# [Data excerpts]
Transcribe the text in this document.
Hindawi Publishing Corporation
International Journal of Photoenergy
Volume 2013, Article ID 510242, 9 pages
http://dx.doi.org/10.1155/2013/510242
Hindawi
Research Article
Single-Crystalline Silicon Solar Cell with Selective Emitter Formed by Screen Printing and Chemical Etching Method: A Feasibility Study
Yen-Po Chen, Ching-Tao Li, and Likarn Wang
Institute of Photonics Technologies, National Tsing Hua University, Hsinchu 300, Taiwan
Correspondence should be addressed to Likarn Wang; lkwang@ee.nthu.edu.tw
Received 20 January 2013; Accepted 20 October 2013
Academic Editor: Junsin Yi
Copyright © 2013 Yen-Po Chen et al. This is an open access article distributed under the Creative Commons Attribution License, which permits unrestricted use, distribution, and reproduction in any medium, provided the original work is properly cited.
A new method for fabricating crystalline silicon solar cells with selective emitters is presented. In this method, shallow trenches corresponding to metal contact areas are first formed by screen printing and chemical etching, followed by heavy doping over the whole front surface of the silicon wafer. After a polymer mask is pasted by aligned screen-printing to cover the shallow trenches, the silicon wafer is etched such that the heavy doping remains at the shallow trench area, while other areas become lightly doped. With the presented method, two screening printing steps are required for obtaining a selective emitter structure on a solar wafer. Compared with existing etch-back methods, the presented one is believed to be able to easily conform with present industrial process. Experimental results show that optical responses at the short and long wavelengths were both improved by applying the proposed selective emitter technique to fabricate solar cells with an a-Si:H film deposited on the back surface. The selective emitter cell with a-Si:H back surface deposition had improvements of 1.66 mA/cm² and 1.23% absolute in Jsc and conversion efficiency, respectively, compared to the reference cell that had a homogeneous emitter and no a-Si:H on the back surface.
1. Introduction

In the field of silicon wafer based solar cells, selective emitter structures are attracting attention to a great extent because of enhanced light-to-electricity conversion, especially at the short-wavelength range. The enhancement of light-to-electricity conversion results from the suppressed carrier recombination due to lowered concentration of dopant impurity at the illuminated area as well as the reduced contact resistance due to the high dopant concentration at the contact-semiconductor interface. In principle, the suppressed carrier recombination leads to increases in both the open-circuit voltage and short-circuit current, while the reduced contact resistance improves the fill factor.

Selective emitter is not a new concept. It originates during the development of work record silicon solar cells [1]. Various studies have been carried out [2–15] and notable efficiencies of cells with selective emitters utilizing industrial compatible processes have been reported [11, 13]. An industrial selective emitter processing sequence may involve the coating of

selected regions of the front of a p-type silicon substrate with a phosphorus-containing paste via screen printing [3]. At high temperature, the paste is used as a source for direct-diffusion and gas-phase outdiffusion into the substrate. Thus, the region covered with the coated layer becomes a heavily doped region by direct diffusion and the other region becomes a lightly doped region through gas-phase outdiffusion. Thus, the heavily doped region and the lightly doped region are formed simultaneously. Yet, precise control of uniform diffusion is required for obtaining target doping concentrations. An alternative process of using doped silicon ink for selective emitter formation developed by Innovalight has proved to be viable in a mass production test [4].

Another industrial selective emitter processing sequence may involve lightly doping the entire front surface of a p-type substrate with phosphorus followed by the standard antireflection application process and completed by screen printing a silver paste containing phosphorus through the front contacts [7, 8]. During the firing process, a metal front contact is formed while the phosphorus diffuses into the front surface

# [Exercise description]
If a line of the listing above contains "through", pick it out and copy it.

# [Solution for this task]
selected regions of the front of a p-type silicon substrate with a phosphorus-containing paste via screen printing [3]. At high temperature, the paste is used as a source for direct-diffusion and gas-phase outdiffusion into the substrate. Thus, the region covered with the coated layer becomes a heavily doped region by direct diffusion and the other region becomes a lightly doped region through gas-phase outdiffusion. Thus, the heavily doped region and the lightly doped region are formed simultaneously. Yet, precise control of uniform diffusion is required for obtaining target doping concentrations. An alternative process of using doped silicon ink for selective emitter formation developed by Innovalight has proved to be viable in a mass production test [4].
Another industrial selective emitter processing sequence may involve lightly doping the entire front surface of a p-type substrate with phosphorus followed by the standard antireflection application process and completed by screen printing a silver paste containing phosphorus through the front contacts [7, 8]. During the firing process, a metal front contact is formed while the phosphorus diffuses into the front surface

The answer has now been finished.